(Task goal)
Copy the material that follows word for word and omit its pictures.
-- Material for the task start --
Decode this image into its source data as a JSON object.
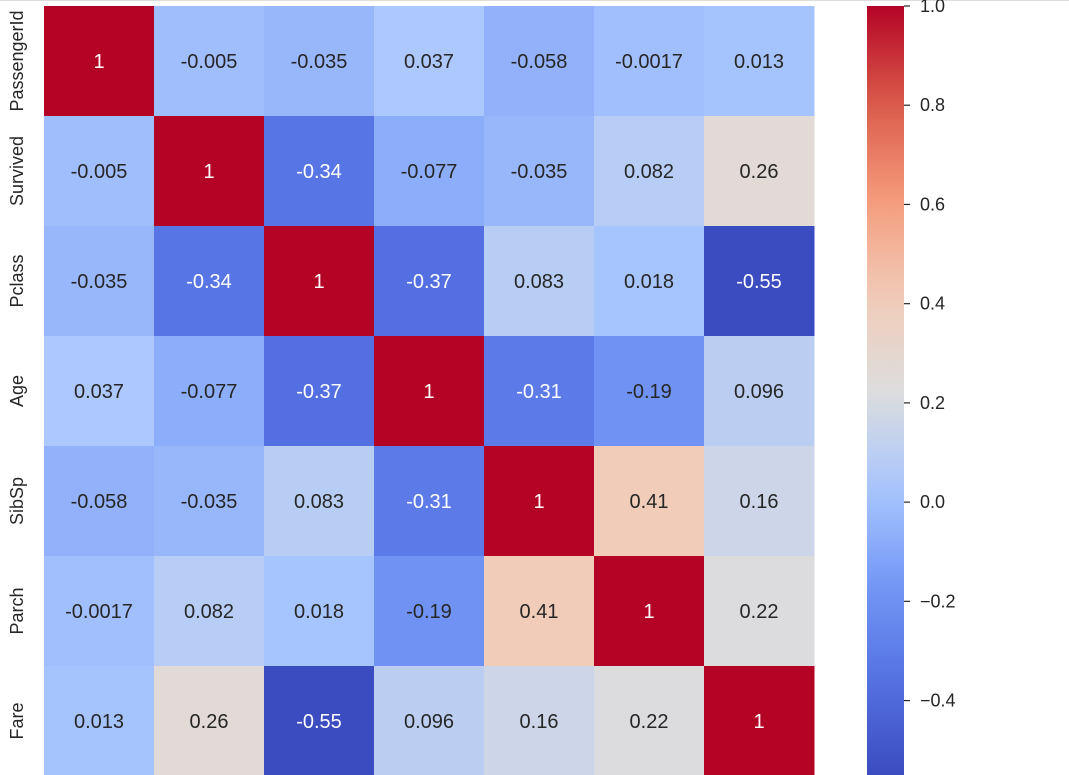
{
  "chart_data": {
    "type": "heatmap",
    "title": "",
    "xlabel": "",
    "ylabel": "",
    "colormap": "coolwarm",
    "row_labels": [
      "PassengerId",
      "Survived",
      "Pclass",
      "Age",
      "SibSp",
      "Parch",
      "Fare"
    ],
    "values": [
      [
        1,
        -0.005,
        -0.035,
        0.037,
        -0.058,
        -0.0017,
        0.013
      ],
      [
        -0.005,
        1,
        -0.34,
        -0.077,
        -0.035,
        0.082,
        0.26
      ],
      [
        -0.035,
        -0.34,
        1,
        -0.37,
        0.083,
        0.018,
        -0.55
      ],
      [
        0.037,
        -0.077,
        -0.37,
        1,
        -0.31,
        -0.19,
        0.096
      ],
      [
        -0.058,
        -0.035,
        0.083,
        -0.31,
        1,
        0.41,
        0.16
      ],
      [
        -0.0017,
        0.082,
        0.018,
        -0.19,
        0.41,
        1,
        0.22
      ],
      [
        0.013,
        0.26,
        -0.55,
        0.096,
        0.16,
        0.22,
        1
      ]
    ],
    "annotations": [
      [
        "1",
        "-0.005",
        "-0.035",
        "0.037",
        "-0.058",
        "-0.0017",
        "0.013"
      ],
      [
        "-0.005",
        "1",
        "-0.34",
        "-0.077",
        "-0.035",
        "0.082",
        "0.26"
      ],
      [
        "-0.035",
        "-0.34",
        "1",
        "-0.37",
        "0.083",
        "0.018",
        "-0.55"
      ],
      [
        "0.037",
        "-0.077",
        "-0.37",
        "1",
        "-0.31",
        "-0.19",
        "0.096"
      ],
      [
        "-0.058",
        "-0.035",
        "0.083",
        "-0.31",
        "1",
        "0.41",
        "0.16"
      ],
      [
        "-0.0017",
        "0.082",
        "0.018",
        "-0.19",
        "0.41",
        "1",
        "0.22"
      ],
      [
        "0.013",
        "0.26",
        "-0.55",
        "0.096",
        "0.16",
        "0.22",
        "1"
      ]
    ],
    "colorbar": {
      "range": [
        -0.55,
        1.0
      ],
      "ticks": [
        1.0,
        0.8,
        0.6,
        0.4,
        0.2,
        0.0,
        -0.2,
        -0.4
      ],
      "tick_labels": [
        "1.0",
        "0.8",
        "0.6",
        "0.4",
        "0.2",
        "0.0",
        "−0.2",
        "−0.4"
      ]
    },
    "colors": {
      "low": "#3b4cc0",
      "mid": "#dddddd",
      "high": "#b40426",
      "text_dark": "#262626",
      "text_light": "#ffffff"
    }
  }
}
-- Material for the task end --
(Result for this task)
Decode this image into its source data as a JSON object.
{
  "chart_data": {
    "type": "heatmap",
    "title": "",
    "xlabel": "",
    "ylabel": "",
    "colormap": "coolwarm",
    "row_labels": [
      "PassengerId",
      "Survived",
      "Pclass",
      "Age",
      "SibSp",
      "Parch",
      "Fare"
    ],
    "values": [
      [
        1,
        -0.005,
        -0.035,
        0.037,
        -0.058,
        -0.0017,
        0.013
      ],
      [
        -0.005,
        1,
        -0.34,
        -0.077,
        -0.035,
        0.082,
        0.26
      ],
      [
        -0.035,
        -0.34,
        1,
        -0.37,
        0.083,
        0.018,
        -0.55
      ],
      [
        0.037,
        -0.077,
        -0.37,
        1,
        -0.31,
        -0.19,
        0.096
      ],
      [
        -0.058,
        -0.035,
        0.083,
        -0.31,
        1,
        0.41,
        0.16
      ],
      [
        -0.0017,
        0.082,
        0.018,
        -0.19,
        0.41,
        1,
        0.22
      ],
      [
        0.013,
        0.26,
        -0.55,
        0.096,
        0.16,
        0.22,
        1
      ]
    ],
    "annotations": [
      [
        "1",
        "-0.005",
        "-0.035",
        "0.037",
        "-0.058",
        "-0.0017",
        "0.013"
      ],
      [
        "-0.005",
        "1",
        "-0.34",
        "-0.077",
        "-0.035",
        "0.082",
        "0.26"
      ],
      [
        "-0.035",
        "-0.34",
        "1",
        "-0.37",
        "0.083",
        "0.018",
        "-0.55"
      ],
      [
        "0.037",
        "-0.077",
        "-0.37",
        "1",
        "-0.31",
        "-0.19",
        "0.096"
      ],
      [
        "-0.058",
        "-0.035",
        "0.083",
        "-0.31",
        "1",
        "0.41",
        "0.16"
      ],
      [
        "-0.0017",
        "0.082",
        "0.018",
        "-0.19",
        "0.41",
        "1",
        "0.22"
      ],
      [
        "0.013",
        "0.26",
        "-0.55",
        "0.096",
        "0.16",
        "0.22",
        "1"
      ]
    ],
    "colorbar": {
      "range": [
        -0.55,
        1.0
      ],
      "ticks": [
        1.0,
        0.8,
        0.6,
        0.4,
        0.2,
        0.0,
        -0.2,
        -0.4
      ],
      "tick_labels": [
        "1.0",
        "0.8",
        "0.6",
        "0.4",
        "0.2",
        "0.0",
        "−0.2",
        "−0.4"
      ]
    },
    "colors": {
      "low": "#3b4cc0",
      "mid": "#dddddd",
      "high": "#b40426",
      "text_dark": "#262626",
      "text_light": "#ffffff"
    }
  }
}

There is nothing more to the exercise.